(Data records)
[Start]
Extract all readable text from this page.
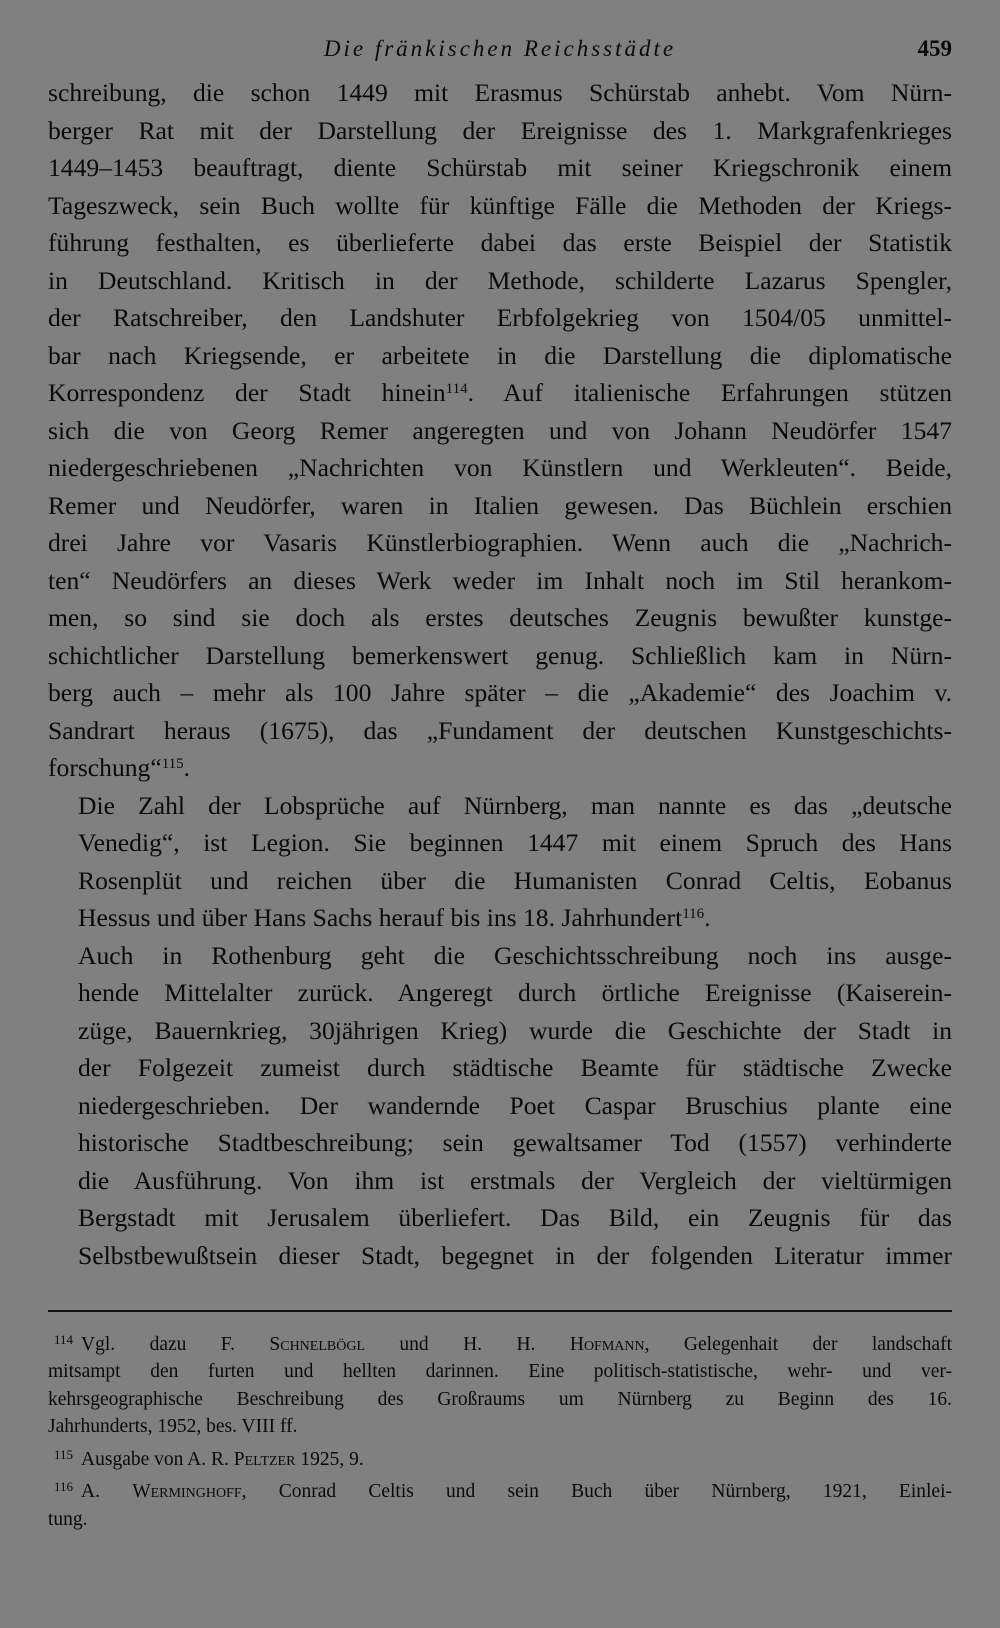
Die fränkischen Reichsstädte	459

schreibung, die schon 1449 mit Erasmus Schürstab anhebt. Vom Nürn-
berger Rat mit der Darstellung der Ereignisse des 1. Markgrafenkrieges
1449–1453 beauftragt, diente Schürstab mit seiner Kriegschronik einem
Tageszweck, sein Buch wollte für künftige Fälle die Methoden der Kriegs-
führung festhalten, es überlieferte dabei das erste Beispiel der Statistik
in Deutschland. Kritisch in der Methode, schilderte Lazarus Spengler,
der Ratschreiber, den Landshuter Erbfolgekrieg von 1504/05 unmittel-
bar nach Kriegsende, er arbeitete in die Darstellung die diplomatische
Korrespondenz der Stadt hinein$^{114}$. Auf italienische Erfahrungen stützen
sich die von Georg Remer angeregten und von Johann Neudörfer 1547
niedergeschriebenen „Nachrichten von Künstlern und Werkleuten“. Beide,
Remer und Neudörfer, waren in Italien gewesen. Das Büchlein erschien
drei Jahre vor Vasaris Künstlerbiographien. Wenn auch die „Nachrich-
ten“ Neudörfers an dieses Werk weder im Inhalt noch im Stil herankom-
men, so sind sie doch als erstes deutsches Zeugnis bewußter kunstge-
schichtlicher Darstellung bemerkenswert genug. Schließlich kam in Nürn-
berg auch – mehr als 100 Jahre später – die „Akademie“ des Joachim v.
Sandrart heraus (1675), das „Fundament der deutschen Kunstgeschichts-
forschung“$^{115}$.

Die Zahl der Lobsprüche auf Nürnberg, man nannte es das „deutsche
Venedig“, ist Legion. Sie beginnen 1447 mit einem Spruch des Hans
Rosenplüt und reichen über die Humanisten Conrad Celtis, Eobanus
Hessus und über Hans Sachs herauf bis ins 18. Jahrhundert$^{116}$.

Auch in Rothenburg geht die Geschichtsschreibung noch ins ausge-
hende Mittelalter zurück. Angeregt durch örtliche Ereignisse (Kaiserein-
züge, Bauernkrieg, 30jährigen Krieg) wurde die Geschichte der Stadt in
der Folgezeit zumeist durch städtische Beamte für städtische Zwecke
niedergeschrieben. Der wandernde Poet Caspar Bruschius plante eine
historische Stadtbeschreibung; sein gewaltsamer Tod (1557) verhinderte
die Ausführung. Von ihm ist erstmals der Vergleich der vieltürmigen
Bergstadt mit Jerusalem überliefert. Das Bild, ein Zeugnis für das
Selbstbewußtsein dieser Stadt, begegnet in der folgenden Literatur immer

$^{114}$ Vgl. dazu F. Schnelbögl und H. H. Hofmann, Gelegenhait der landschaft
mitsampt den furten und hellten darinnen. Eine politisch-statistische, wehr- und ver-
kehrsgeographische Beschreibung des Großraums um Nürnberg zu Beginn des 16.
Jahrhunderts, 1952, bes. VIII ff.
$^{115}$ Ausgabe von A. R. Peltzer 1925, 9.
$^{116}$ A. Werminghoff, Conrad Celtis und sein Buch über Nürnberg, 1921, Einlei-
tung.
[End]
Set down the complete material exactly, but do not include the images.

Extract all readable text from this page.
Die fränkischen Reichsstädte	459

schreibung, die schon 1449 mit Erasmus Schürstab anhebt. Vom Nürn-
berger Rat mit der Darstellung der Ereignisse des 1. Markgrafenkrieges
1449–1453 beauftragt, diente Schürstab mit seiner Kriegschronik einem
Tageszweck, sein Buch wollte für künftige Fälle die Methoden der Kriegs-
führung festhalten, es überlieferte dabei das erste Beispiel der Statistik
in Deutschland. Kritisch in der Methode, schilderte Lazarus Spengler,
der Ratschreiber, den Landshuter Erbfolgekrieg von 1504/05 unmittel-
bar nach Kriegsende, er arbeitete in die Darstellung die diplomatische
Korrespondenz der Stadt hinein$^{114}$. Auf italienische Erfahrungen stützen
sich die von Georg Remer angeregten und von Johann Neudörfer 1547
niedergeschriebenen „Nachrichten von Künstlern und Werkleuten“. Beide,
Remer und Neudörfer, waren in Italien gewesen. Das Büchlein erschien
drei Jahre vor Vasaris Künstlerbiographien. Wenn auch die „Nachrich-
ten“ Neudörfers an dieses Werk weder im Inhalt noch im Stil herankom-
men, so sind sie doch als erstes deutsches Zeugnis bewußter kunstge-
schichtlicher Darstellung bemerkenswert genug. Schließlich kam in Nürn-
berg auch – mehr als 100 Jahre später – die „Akademie“ des Joachim v.
Sandrart heraus (1675), das „Fundament der deutschen Kunstgeschichts-
forschung“$^{115}$.

Die Zahl der Lobsprüche auf Nürnberg, man nannte es das „deutsche
Venedig“, ist Legion. Sie beginnen 1447 mit einem Spruch des Hans
Rosenplüt und reichen über die Humanisten Conrad Celtis, Eobanus
Hessus und über Hans Sachs herauf bis ins 18. Jahrhundert$^{116}$.

Auch in Rothenburg geht die Geschichtsschreibung noch ins ausge-
hende Mittelalter zurück. Angeregt durch örtliche Ereignisse (Kaiserein-
züge, Bauernkrieg, 30jährigen Krieg) wurde die Geschichte der Stadt in
der Folgezeit zumeist durch städtische Beamte für städtische Zwecke
niedergeschrieben. Der wandernde Poet Caspar Bruschius plante eine
historische Stadtbeschreibung; sein gewaltsamer Tod (1557) verhinderte
die Ausführung. Von ihm ist erstmals der Vergleich der vieltürmigen
Bergstadt mit Jerusalem überliefert. Das Bild, ein Zeugnis für das
Selbstbewußtsein dieser Stadt, begegnet in der folgenden Literatur immer

$^{114}$ Vgl. dazu F. Schnelbögl und H. H. Hofmann, Gelegenhait der landschaft
mitsampt den furten und hellten darinnen. Eine politisch-statistische, wehr- und ver-
kehrsgeographische Beschreibung des Großraums um Nürnberg zu Beginn des 16.
Jahrhunderts, 1952, bes. VIII ff.
$^{115}$ Ausgabe von A. R. Peltzer 1925, 9.
$^{116}$ A. Werminghoff, Conrad Celtis und sein Buch über Nürnberg, 1921, Einlei-
tung.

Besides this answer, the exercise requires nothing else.